— Set problem —
Pull every line with the word "Dunkelheit" out of the entries below.

— Dataset —
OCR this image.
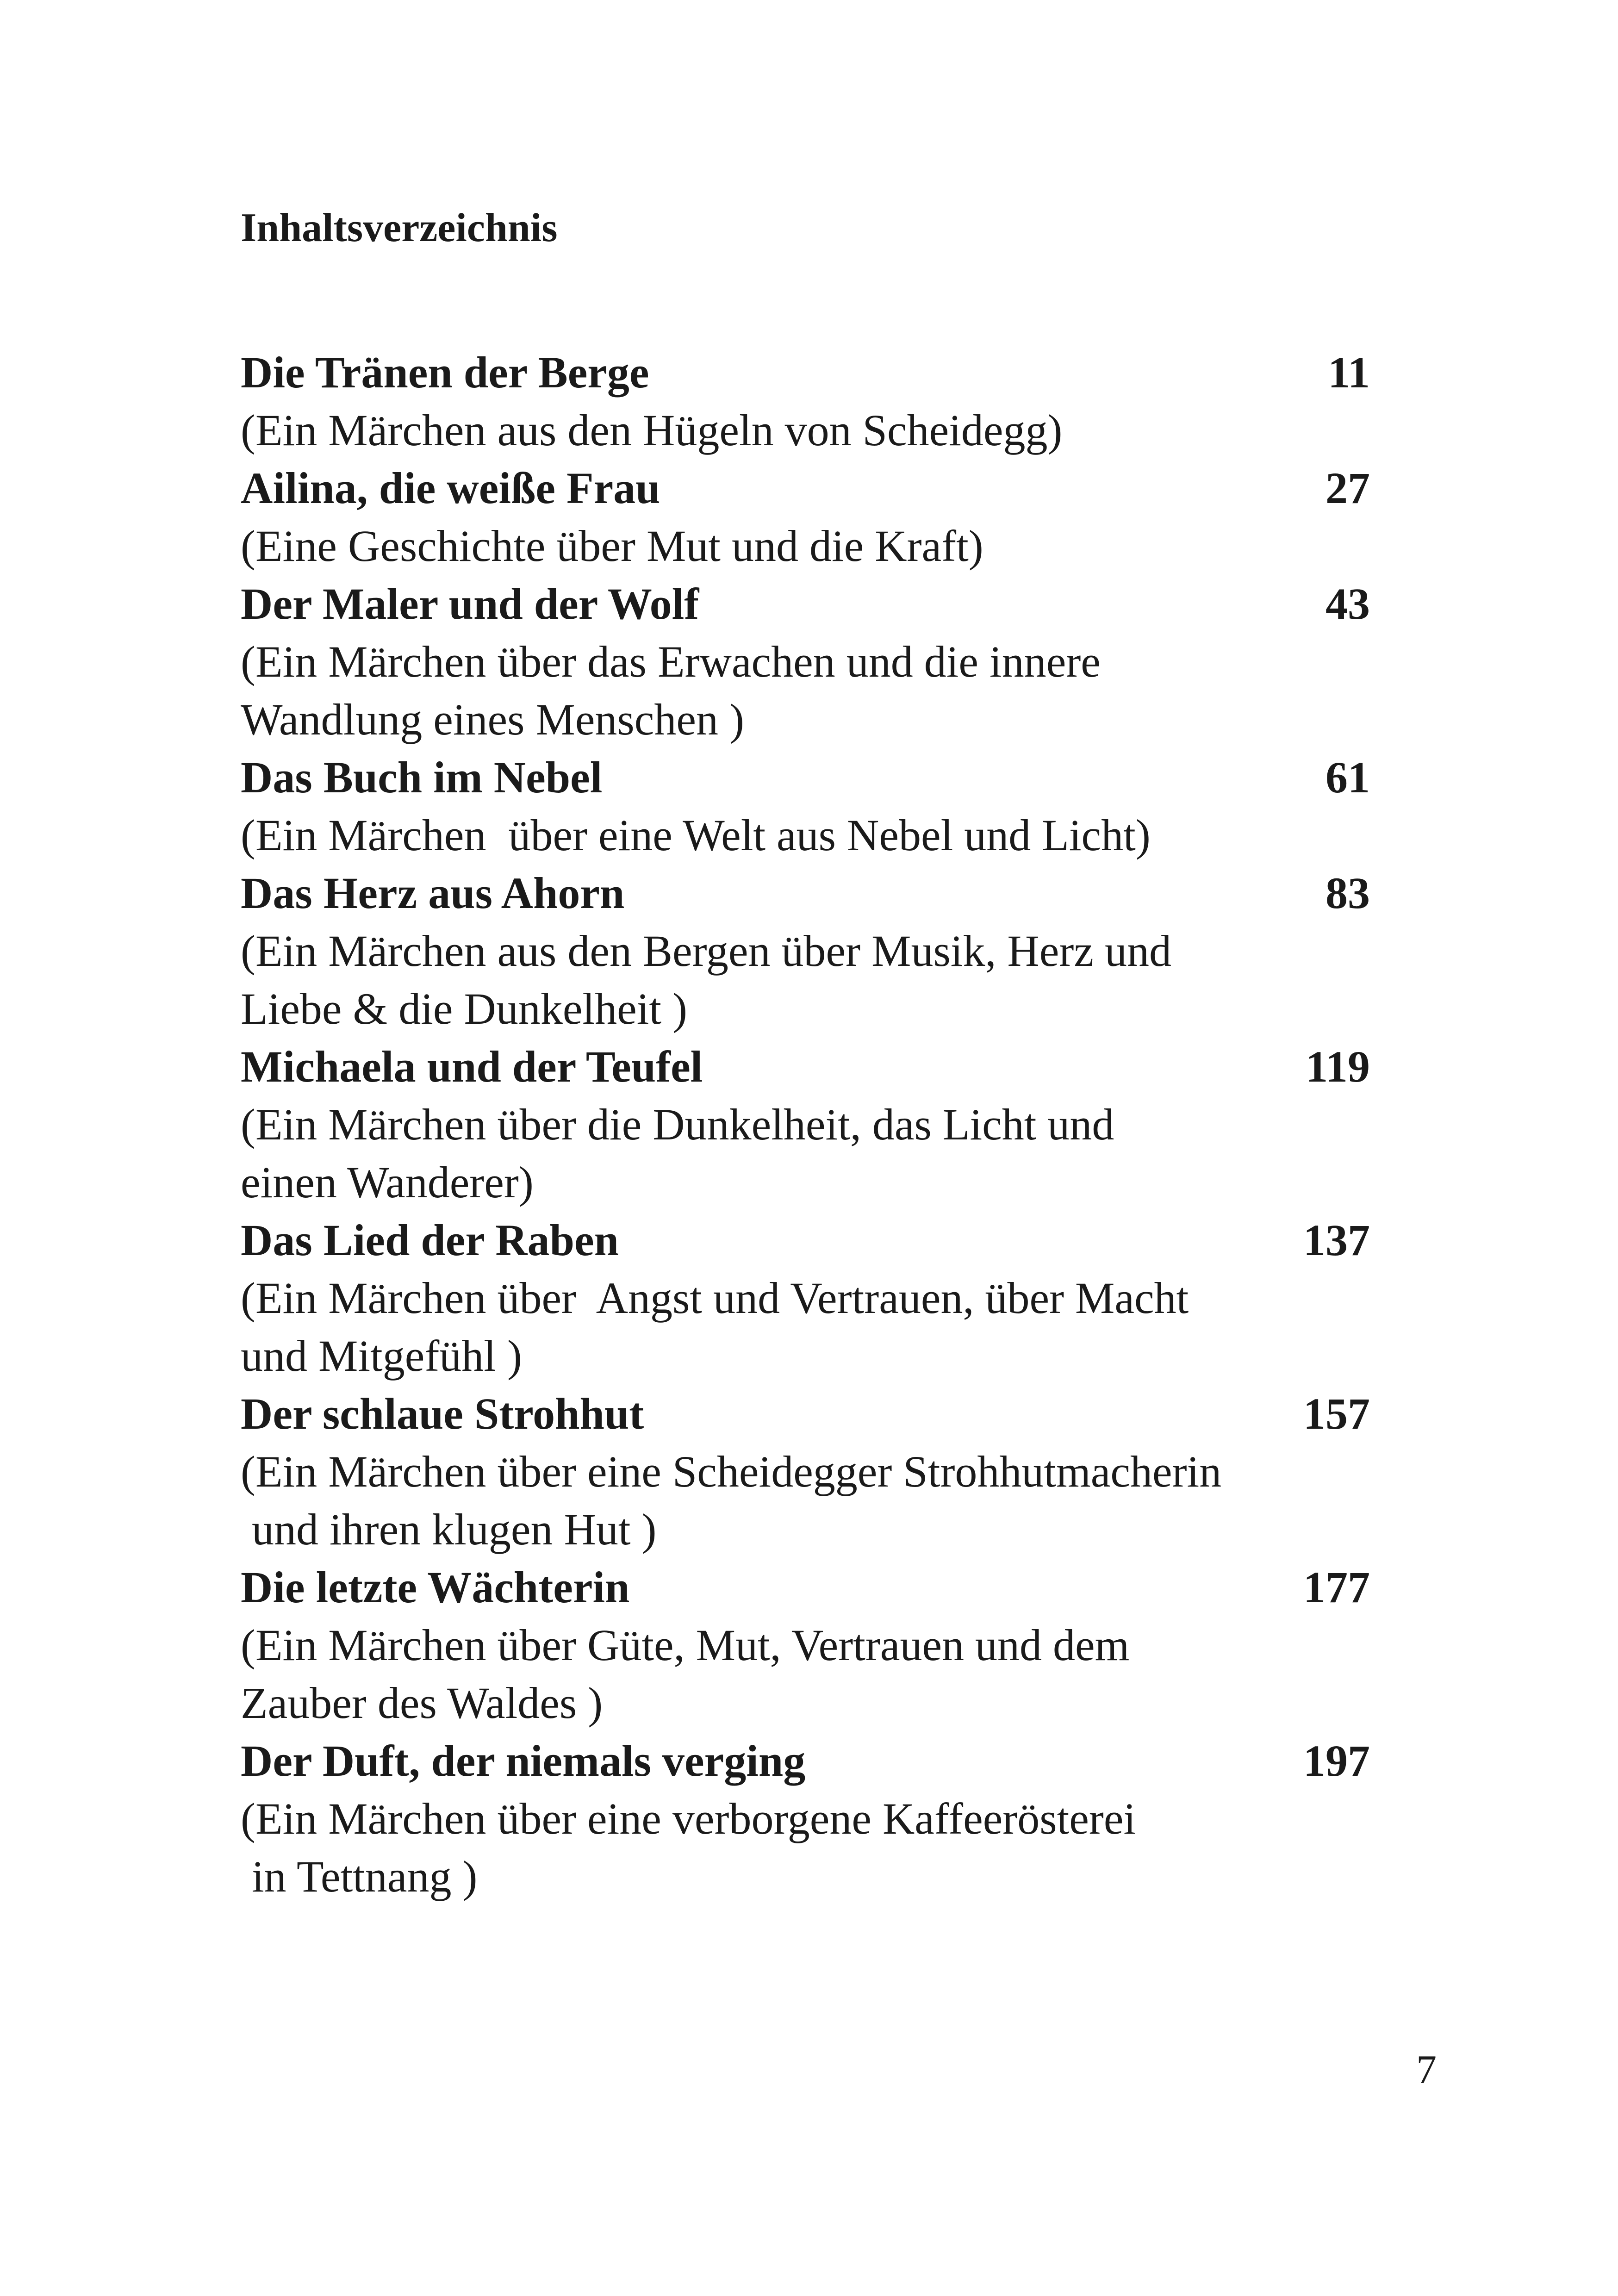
Inhaltsverzeichnis
Die Tränen der Berge	11

(Ein Märchen aus den Hügeln von Scheidegg)

Ailina, die weiße Frau	27

(Eine Geschichte über Mut und die Kraft)

Der Maler und der Wolf	43

(Ein Märchen über das Erwachen und die innere

Wandlung eines Menschen )

Das Buch im Nebel	61

(Ein Märchen  über eine Welt aus Nebel und Licht)

Das Herz aus Ahorn	83

(Ein Märchen aus den Bergen über Musik, Herz und

Liebe & die Dunkelheit )

Michaela und der Teufel	119

(Ein Märchen über die Dunkelheit, das Licht und

einen Wanderer)

Das Lied der Raben	137

(Ein Märchen über  Angst und Vertrauen, über Macht

und Mitgefühl )

Der schlaue Strohhut	157

(Ein Märchen über eine Scheidegger Strohhutmacherin

und ihren klugen Hut )

Die letzte Wächterin	177

(Ein Märchen über Güte, Mut, Vertrauen und dem

Zauber des Waldes )

Der Duft, der niemals verging	197

(Ein Märchen über eine verborgene Kaffeerösterei

in Tettnang )

7
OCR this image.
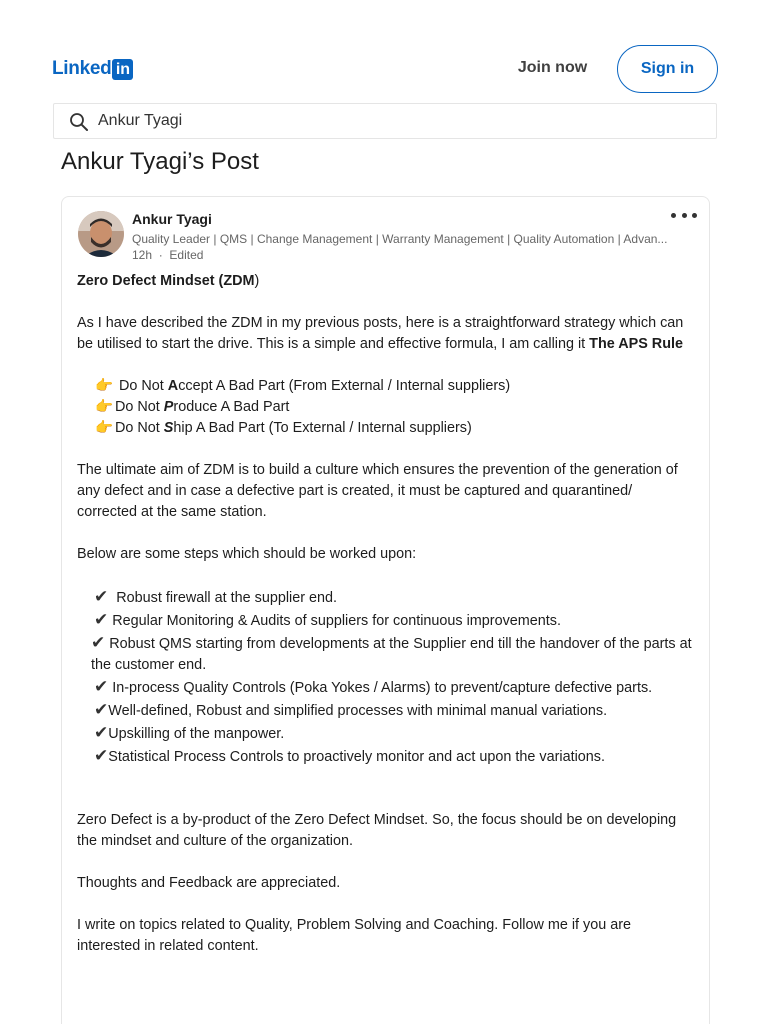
Linked in	Join now	Sign in
Ankur Tyagi
Ankur Tyagi’s Post
Ankur Tyagi
Quality Leader | QMS | Change Management | Warranty Management | Quality Automation | Advan...
12h  ·  Edited

Zero Defect Mindset (ZDM)

As I have described the ZDM in my previous posts, here is a straightforward strategy which can be utilised to start the drive. This is a simple and effective formula, I am calling it The APS Rule

👉 Do Not Accept A Bad Part (From External / Internal suppliers)

👉 Do Not Produce A Bad Part

👉 Do Not Ship A Bad Part (To External / Internal suppliers)

The ultimate aim of ZDM is to build a culture which ensures the prevention of the generation of any defect and in case a defective part is created, it must be captured and quarantined/ corrected at the same station.

Below are some steps which should be worked upon:

✔ Robust firewall at the supplier end.

✔ Regular Monitoring & Audits of suppliers for continuous improvements.

✔ Robust QMS starting from developments at the Supplier end till the handover of the parts at the customer end.

✔ In-process Quality Controls (Poka Yokes / Alarms) to prevent/capture defective parts.

✔Well-defined, Robust and simplified processes with minimal manual variations.

✔Upskilling of the manpower.

✔Statistical Process Controls to proactively monitor and act upon the variations.

Zero Defect is a by-product of the Zero Defect Mindset. So, the focus should be on developing the mindset and culture of the organization.

Thoughts and Feedback are appreciated.

I write on topics related to Quality, Problem Solving and Coaching. Follow me if you are interested in related content.
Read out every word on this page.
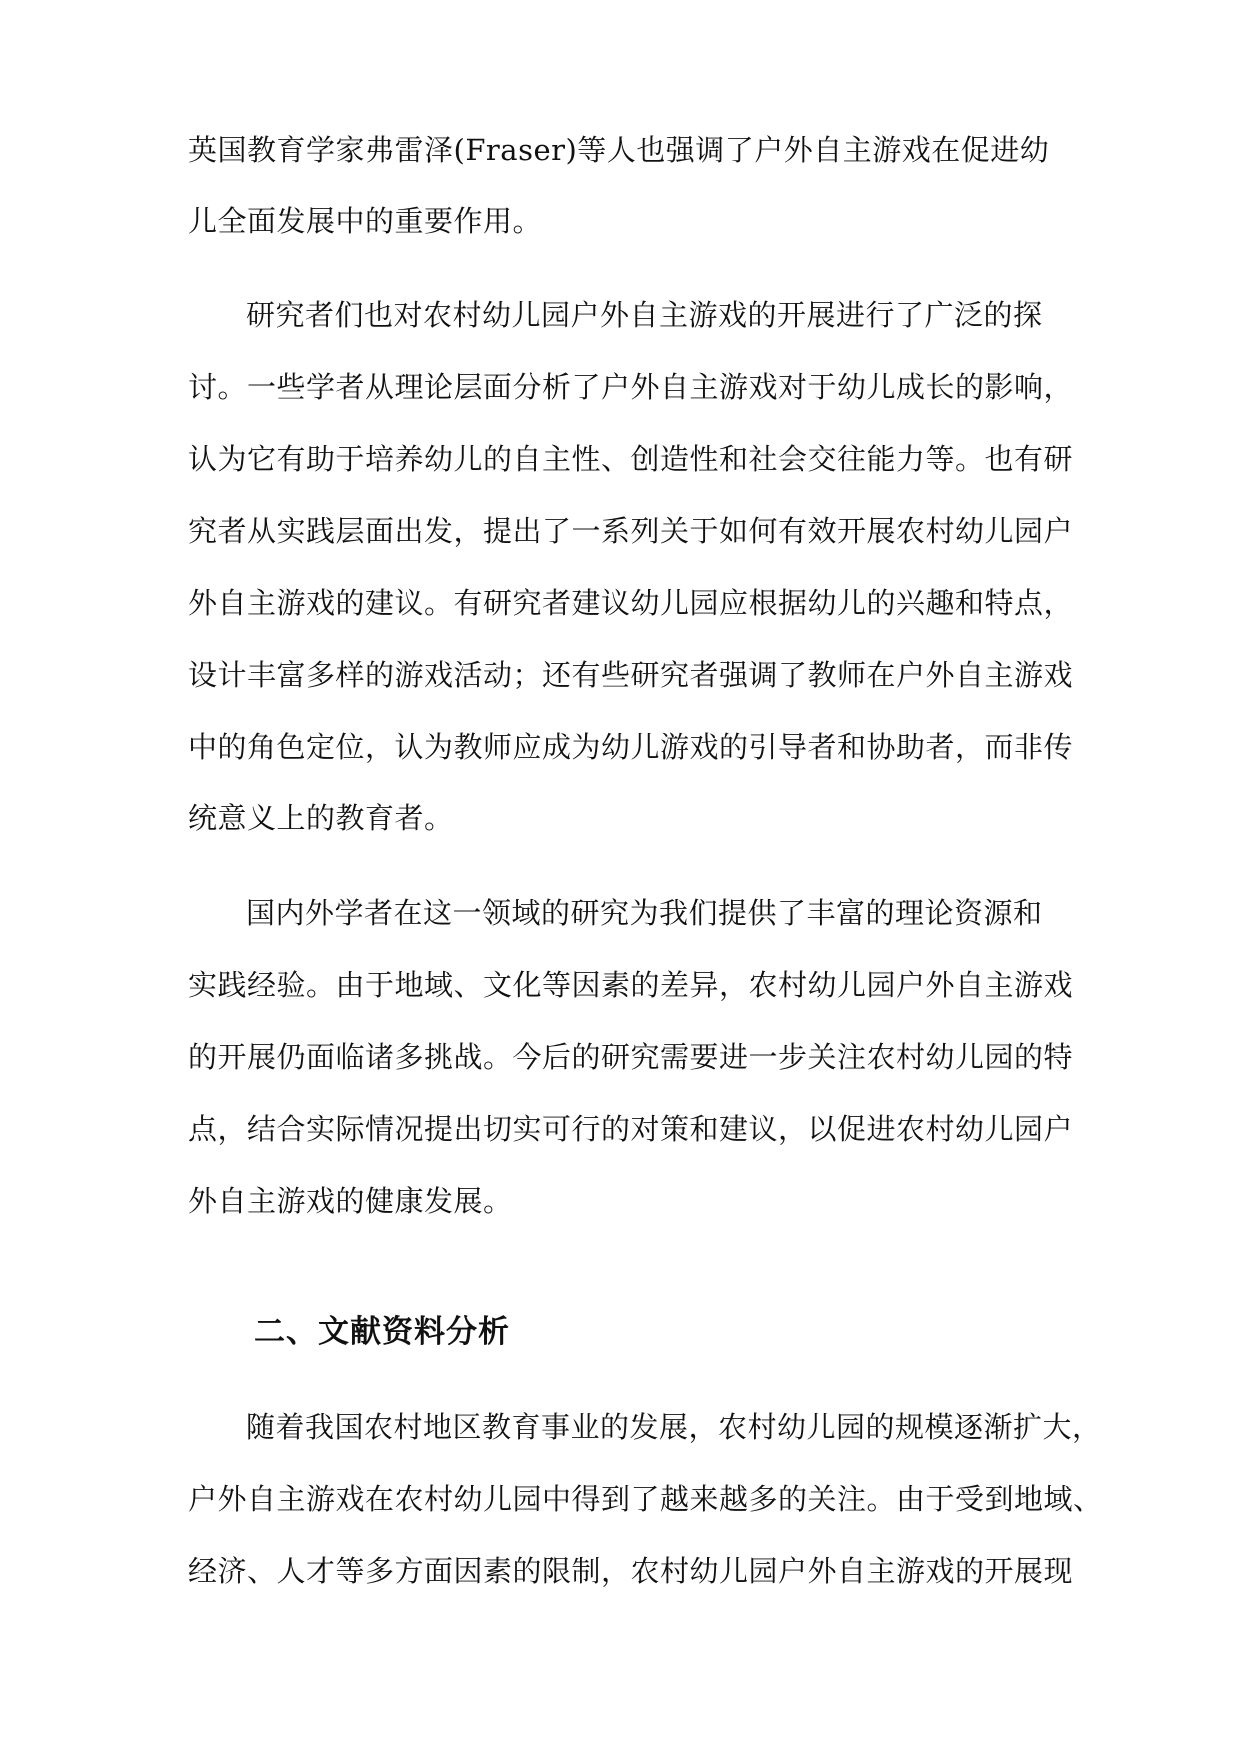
英国教育学家弗雷泽(Fraser)等人也强调了户外自主游戏在促进幼
儿全面发展中的重要作用。
研究者们也对农村幼儿园户外自主游戏的开展进行了广泛的探
讨。一些学者从理论层面分析了户外自主游戏对于幼儿成长的影响，
认为它有助于培养幼儿的自主性、创造性和社会交往能力等。也有研
究者从实践层面出发，提出了一系列关于如何有效开展农村幼儿园户
外自主游戏的建议。有研究者建议幼儿园应根据幼儿的兴趣和特点，
设计丰富多样的游戏活动；还有些研究者强调了教师在户外自主游戏
中的角色定位，认为教师应成为幼儿游戏的引导者和协助者，而非传
统意义上的教育者。
国内外学者在这一领域的研究为我们提供了丰富的理论资源和
实践经验。由于地域、文化等因素的差异，农村幼儿园户外自主游戏
的开展仍面临诸多挑战。今后的研究需要进一步关注农村幼儿园的特
点，结合实际情况提出切实可行的对策和建议，以促进农村幼儿园户
外自主游戏的健康发展。
二、文献资料分析
随着我国农村地区教育事业的发展，农村幼儿园的规模逐渐扩大，
户外自主游戏在农村幼儿园中得到了越来越多的关注。由于受到地域、
经济、人才等多方面因素的限制，农村幼儿园户外自主游戏的开展现
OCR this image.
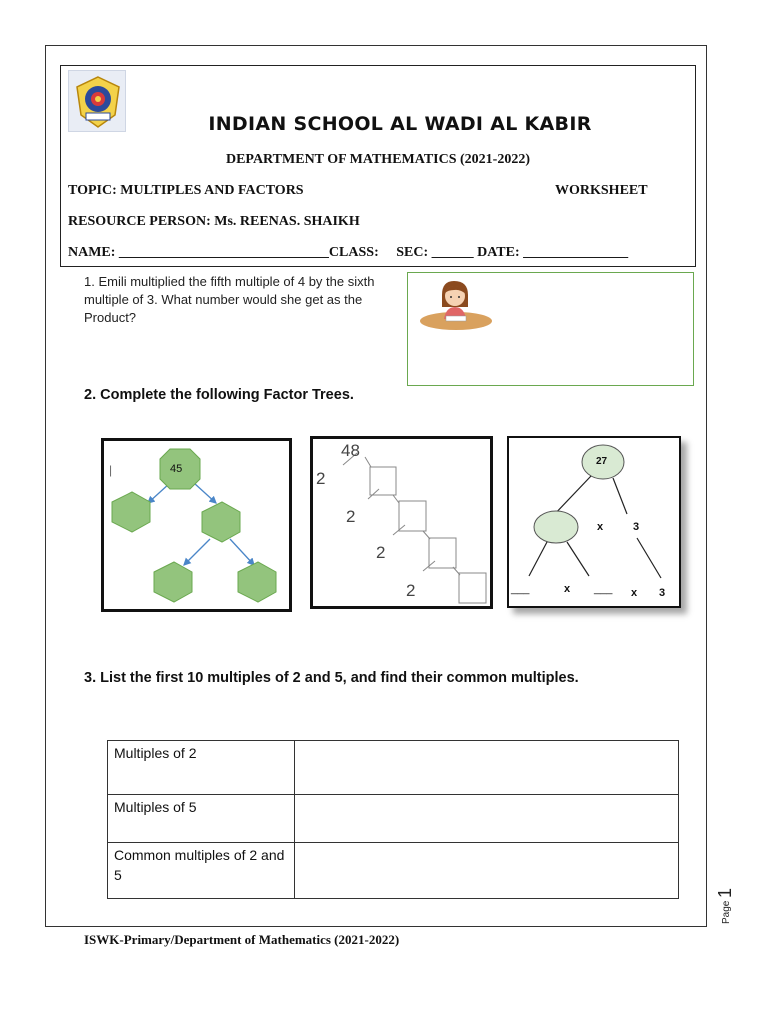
INDIAN SCHOOL AL WADI AL KABIR
DEPARTMENT OF MATHEMATICS (2021-2022)
TOPIC: MULTIPLES AND FACTORS	WORKSHEET
RESOURCE PERSON: Ms. REENAS. SHAIKH
NAME: ______________________________CLASS:     SEC: ______ DATE: _______________
1. Emili multiplied the fifth multiple of 4 by the sixth multiple of 3. What number would she get as the Product?
2. Complete the following Factor Trees.
45
|
48
2
2
2
2
27
x	3
___	x ___ x 3
3. List the first 10 multiples of 2 and 5, and find their common multiples.
Multiples of 2	
Multiples of 5	
Common multiples of 2 and 5	
ISWK-Primary/Department of Mathematics (2021-2022)
Page
1
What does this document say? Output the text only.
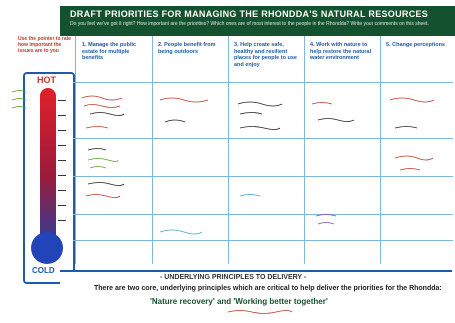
DRAFT PRIORITIES FOR MANAGING THE RHONDDA'S NATURAL RESOURCES
Do you feel we've got it right? How important are the priorities? Which ones are of most interest to the people in the Rhondda? Write your comments on this sheet.
Use the pointer to rate how important the issues are to you
HOT
COLD
1. Manage the public estate for multiple benefits
2. People benefit from being outdoors
3. Help create safe, healthy and resilient places for people to use and enjoy
4. Work with nature to help restore the natural water environment
5. Change perceptions
- UNDERLYING PRINCIPLES TO DELIVERY -
There are two core, underlying principles which are critical to help deliver the priorities for the Rhondda:
'Nature recovery' and 'Working better together'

— Task answer —
Liebe & die Dunkelheit )
(Ein Märchen über die Dunkelheit, das Licht und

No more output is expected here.